*** THE RECORDS ***

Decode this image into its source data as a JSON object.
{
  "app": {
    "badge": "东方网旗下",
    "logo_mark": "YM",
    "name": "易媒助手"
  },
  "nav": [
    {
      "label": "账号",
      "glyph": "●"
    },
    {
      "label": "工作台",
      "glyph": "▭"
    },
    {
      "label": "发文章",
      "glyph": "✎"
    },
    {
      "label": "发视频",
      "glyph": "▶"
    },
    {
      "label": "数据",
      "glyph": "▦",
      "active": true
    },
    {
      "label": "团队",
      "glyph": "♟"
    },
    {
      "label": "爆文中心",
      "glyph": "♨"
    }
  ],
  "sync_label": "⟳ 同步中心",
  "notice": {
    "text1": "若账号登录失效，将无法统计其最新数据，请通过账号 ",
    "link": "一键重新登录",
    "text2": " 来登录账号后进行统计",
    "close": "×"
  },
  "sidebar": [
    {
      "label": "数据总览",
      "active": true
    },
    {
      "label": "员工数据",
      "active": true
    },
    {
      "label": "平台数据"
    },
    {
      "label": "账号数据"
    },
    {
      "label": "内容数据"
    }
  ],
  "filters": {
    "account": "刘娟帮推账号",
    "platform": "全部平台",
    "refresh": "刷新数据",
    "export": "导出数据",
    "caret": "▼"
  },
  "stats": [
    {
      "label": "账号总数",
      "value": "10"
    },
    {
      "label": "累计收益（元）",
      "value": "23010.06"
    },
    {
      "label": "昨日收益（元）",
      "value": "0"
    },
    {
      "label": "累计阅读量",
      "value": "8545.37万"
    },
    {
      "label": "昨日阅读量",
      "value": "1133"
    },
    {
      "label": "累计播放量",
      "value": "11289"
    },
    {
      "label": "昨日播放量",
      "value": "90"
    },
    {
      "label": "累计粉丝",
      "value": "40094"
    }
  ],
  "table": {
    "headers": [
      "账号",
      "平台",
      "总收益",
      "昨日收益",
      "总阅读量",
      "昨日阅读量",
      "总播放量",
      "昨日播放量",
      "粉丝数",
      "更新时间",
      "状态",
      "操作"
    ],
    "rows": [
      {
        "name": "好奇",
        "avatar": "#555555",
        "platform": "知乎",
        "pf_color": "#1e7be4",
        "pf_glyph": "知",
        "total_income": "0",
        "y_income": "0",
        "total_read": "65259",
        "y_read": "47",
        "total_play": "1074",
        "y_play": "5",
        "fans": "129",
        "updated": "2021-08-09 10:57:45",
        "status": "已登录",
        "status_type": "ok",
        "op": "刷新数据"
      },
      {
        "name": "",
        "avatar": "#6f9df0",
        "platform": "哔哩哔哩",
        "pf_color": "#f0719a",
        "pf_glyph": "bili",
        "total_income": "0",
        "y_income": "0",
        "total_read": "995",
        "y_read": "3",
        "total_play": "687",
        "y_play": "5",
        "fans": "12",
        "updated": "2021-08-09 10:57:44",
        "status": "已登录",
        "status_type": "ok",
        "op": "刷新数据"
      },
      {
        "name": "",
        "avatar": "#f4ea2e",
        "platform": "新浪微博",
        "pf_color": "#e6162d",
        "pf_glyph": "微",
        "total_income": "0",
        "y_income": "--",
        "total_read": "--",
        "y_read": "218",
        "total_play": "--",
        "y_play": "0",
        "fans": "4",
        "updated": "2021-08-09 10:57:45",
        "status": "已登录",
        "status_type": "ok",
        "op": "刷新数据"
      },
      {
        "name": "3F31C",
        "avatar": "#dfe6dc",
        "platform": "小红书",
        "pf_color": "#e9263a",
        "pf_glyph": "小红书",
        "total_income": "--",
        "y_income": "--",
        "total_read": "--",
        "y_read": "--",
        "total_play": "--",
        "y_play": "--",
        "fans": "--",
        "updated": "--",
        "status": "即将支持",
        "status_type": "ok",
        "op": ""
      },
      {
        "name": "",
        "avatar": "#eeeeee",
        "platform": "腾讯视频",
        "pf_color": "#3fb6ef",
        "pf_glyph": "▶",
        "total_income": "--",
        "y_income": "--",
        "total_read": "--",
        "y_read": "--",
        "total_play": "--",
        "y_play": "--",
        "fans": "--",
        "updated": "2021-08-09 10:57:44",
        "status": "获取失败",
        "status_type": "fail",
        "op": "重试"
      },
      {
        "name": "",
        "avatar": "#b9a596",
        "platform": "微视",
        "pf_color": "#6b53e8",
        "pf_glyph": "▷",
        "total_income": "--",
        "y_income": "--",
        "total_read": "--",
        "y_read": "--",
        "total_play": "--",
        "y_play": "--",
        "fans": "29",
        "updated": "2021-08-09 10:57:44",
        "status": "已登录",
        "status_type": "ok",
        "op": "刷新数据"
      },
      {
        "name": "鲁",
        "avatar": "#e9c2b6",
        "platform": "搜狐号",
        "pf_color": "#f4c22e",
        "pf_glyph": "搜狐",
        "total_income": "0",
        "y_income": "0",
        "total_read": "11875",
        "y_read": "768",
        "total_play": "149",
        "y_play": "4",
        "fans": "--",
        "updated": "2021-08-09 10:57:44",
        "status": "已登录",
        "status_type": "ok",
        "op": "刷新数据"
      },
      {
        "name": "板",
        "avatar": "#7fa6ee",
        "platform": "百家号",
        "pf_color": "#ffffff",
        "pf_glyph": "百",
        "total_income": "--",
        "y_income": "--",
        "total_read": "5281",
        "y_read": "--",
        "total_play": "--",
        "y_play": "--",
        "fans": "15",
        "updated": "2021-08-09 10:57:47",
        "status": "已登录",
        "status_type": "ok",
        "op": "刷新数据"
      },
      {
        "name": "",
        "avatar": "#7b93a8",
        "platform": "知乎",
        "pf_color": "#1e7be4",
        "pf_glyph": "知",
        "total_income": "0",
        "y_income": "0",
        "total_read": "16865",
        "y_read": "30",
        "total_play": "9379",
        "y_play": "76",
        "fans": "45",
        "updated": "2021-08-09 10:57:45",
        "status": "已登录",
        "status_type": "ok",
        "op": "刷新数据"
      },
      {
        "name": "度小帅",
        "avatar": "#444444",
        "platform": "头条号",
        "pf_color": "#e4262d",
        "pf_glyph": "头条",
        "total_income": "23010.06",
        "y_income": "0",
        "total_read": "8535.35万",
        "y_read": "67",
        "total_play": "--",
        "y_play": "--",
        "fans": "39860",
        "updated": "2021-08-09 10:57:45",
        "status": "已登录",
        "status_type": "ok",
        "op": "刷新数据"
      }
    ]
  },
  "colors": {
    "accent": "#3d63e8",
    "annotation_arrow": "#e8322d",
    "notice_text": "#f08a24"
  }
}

***

WHAT TO PRODUCE.
Reproduce the complete data exactly as presented above.

RESULT OF THIS TASK.
Decode this image into its source data as a JSON object.
{
  "app": {
    "badge": "东方网旗下",
    "logo_mark": "YM",
    "name": "易媒助手"
  },
  "nav": [
    {
      "label": "账号",
      "glyph": "●"
    },
    {
      "label": "工作台",
      "glyph": "▭"
    },
    {
      "label": "发文章",
      "glyph": "✎"
    },
    {
      "label": "发视频",
      "glyph": "▶"
    },
    {
      "label": "数据",
      "glyph": "▦",
      "active": true
    },
    {
      "label": "团队",
      "glyph": "♟"
    },
    {
      "label": "爆文中心",
      "glyph": "♨"
    }
  ],
  "sync_label": "⟳ 同步中心",
  "notice": {
    "text1": "若账号登录失效，将无法统计其最新数据，请通过账号 ",
    "link": "一键重新登录",
    "text2": " 来登录账号后进行统计",
    "close": "×"
  },
  "sidebar": [
    {
      "label": "数据总览",
      "active": true
    },
    {
      "label": "员工数据",
      "active": true
    },
    {
      "label": "平台数据"
    },
    {
      "label": "账号数据"
    },
    {
      "label": "内容数据"
    }
  ],
  "filters": {
    "account": "刘娟帮推账号",
    "platform": "全部平台",
    "refresh": "刷新数据",
    "export": "导出数据",
    "caret": "▼"
  },
  "stats": [
    {
      "label": "账号总数",
      "value": "10"
    },
    {
      "label": "累计收益（元）",
      "value": "23010.06"
    },
    {
      "label": "昨日收益（元）",
      "value": "0"
    },
    {
      "label": "累计阅读量",
      "value": "8545.37万"
    },
    {
      "label": "昨日阅读量",
      "value": "1133"
    },
    {
      "label": "累计播放量",
      "value": "11289"
    },
    {
      "label": "昨日播放量",
      "value": "90"
    },
    {
      "label": "累计粉丝",
      "value": "40094"
    }
  ],
  "table": {
    "headers": [
      "账号",
      "平台",
      "总收益",
      "昨日收益",
      "总阅读量",
      "昨日阅读量",
      "总播放量",
      "昨日播放量",
      "粉丝数",
      "更新时间",
      "状态",
      "操作"
    ],
    "rows": [
      {
        "name": "好奇",
        "avatar": "#555555",
        "platform": "知乎",
        "pf_color": "#1e7be4",
        "pf_glyph": "知",
        "total_income": "0",
        "y_income": "0",
        "total_read": "65259",
        "y_read": "47",
        "total_play": "1074",
        "y_play": "5",
        "fans": "129",
        "updated": "2021-08-09 10:57:45",
        "status": "已登录",
        "status_type": "ok",
        "op": "刷新数据"
      },
      {
        "name": "",
        "avatar": "#6f9df0",
        "platform": "哔哩哔哩",
        "pf_color": "#f0719a",
        "pf_glyph": "bili",
        "total_income": "0",
        "y_income": "0",
        "total_read": "995",
        "y_read": "3",
        "total_play": "687",
        "y_play": "5",
        "fans": "12",
        "updated": "2021-08-09 10:57:44",
        "status": "已登录",
        "status_type": "ok",
        "op": "刷新数据"
      },
      {
        "name": "",
        "avatar": "#f4ea2e",
        "platform": "新浪微博",
        "pf_color": "#e6162d",
        "pf_glyph": "微",
        "total_income": "0",
        "y_income": "--",
        "total_read": "--",
        "y_read": "218",
        "total_play": "--",
        "y_play": "0",
        "fans": "4",
        "updated": "2021-08-09 10:57:45",
        "status": "已登录",
        "status_type": "ok",
        "op": "刷新数据"
      },
      {
        "name": "3F31C",
        "avatar": "#dfe6dc",
        "platform": "小红书",
        "pf_color": "#e9263a",
        "pf_glyph": "小红书",
        "total_income": "--",
        "y_income": "--",
        "total_read": "--",
        "y_read": "--",
        "total_play": "--",
        "y_play": "--",
        "fans": "--",
        "updated": "--",
        "status": "即将支持",
        "status_type": "ok",
        "op": ""
      },
      {
        "name": "",
        "avatar": "#eeeeee",
        "platform": "腾讯视频",
        "pf_color": "#3fb6ef",
        "pf_glyph": "▶",
        "total_income": "--",
        "y_income": "--",
        "total_read": "--",
        "y_read": "--",
        "total_play": "--",
        "y_play": "--",
        "fans": "--",
        "updated": "2021-08-09 10:57:44",
        "status": "获取失败",
        "status_type": "fail",
        "op": "重试"
      },
      {
        "name": "",
        "avatar": "#b9a596",
        "platform": "微视",
        "pf_color": "#6b53e8",
        "pf_glyph": "▷",
        "total_income": "--",
        "y_income": "--",
        "total_read": "--",
        "y_read": "--",
        "total_play": "--",
        "y_play": "--",
        "fans": "29",
        "updated": "2021-08-09 10:57:44",
        "status": "已登录",
        "status_type": "ok",
        "op": "刷新数据"
      },
      {
        "name": "鲁",
        "avatar": "#e9c2b6",
        "platform": "搜狐号",
        "pf_color": "#f4c22e",
        "pf_glyph": "搜狐",
        "total_income": "0",
        "y_income": "0",
        "total_read": "11875",
        "y_read": "768",
        "total_play": "149",
        "y_play": "4",
        "fans": "--",
        "updated": "2021-08-09 10:57:44",
        "status": "已登录",
        "status_type": "ok",
        "op": "刷新数据"
      },
      {
        "name": "板",
        "avatar": "#7fa6ee",
        "platform": "百家号",
        "pf_color": "#ffffff",
        "pf_glyph": "百",
        "total_income": "--",
        "y_income": "--",
        "total_read": "5281",
        "y_read": "--",
        "total_play": "--",
        "y_play": "--",
        "fans": "15",
        "updated": "2021-08-09 10:57:47",
        "status": "已登录",
        "status_type": "ok",
        "op": "刷新数据"
      },
      {
        "name": "",
        "avatar": "#7b93a8",
        "platform": "知乎",
        "pf_color": "#1e7be4",
        "pf_glyph": "知",
        "total_income": "0",
        "y_income": "0",
        "total_read": "16865",
        "y_read": "30",
        "total_play": "9379",
        "y_play": "76",
        "fans": "45",
        "updated": "2021-08-09 10:57:45",
        "status": "已登录",
        "status_type": "ok",
        "op": "刷新数据"
      },
      {
        "name": "度小帅",
        "avatar": "#444444",
        "platform": "头条号",
        "pf_color": "#e4262d",
        "pf_glyph": "头条",
        "total_income": "23010.06",
        "y_income": "0",
        "total_read": "8535.35万",
        "y_read": "67",
        "total_play": "--",
        "y_play": "--",
        "fans": "39860",
        "updated": "2021-08-09 10:57:45",
        "status": "已登录",
        "status_type": "ok",
        "op": "刷新数据"
      }
    ]
  },
  "colors": {
    "accent": "#3d63e8",
    "annotation_arrow": "#e8322d",
    "notice_text": "#f08a24"
  }
}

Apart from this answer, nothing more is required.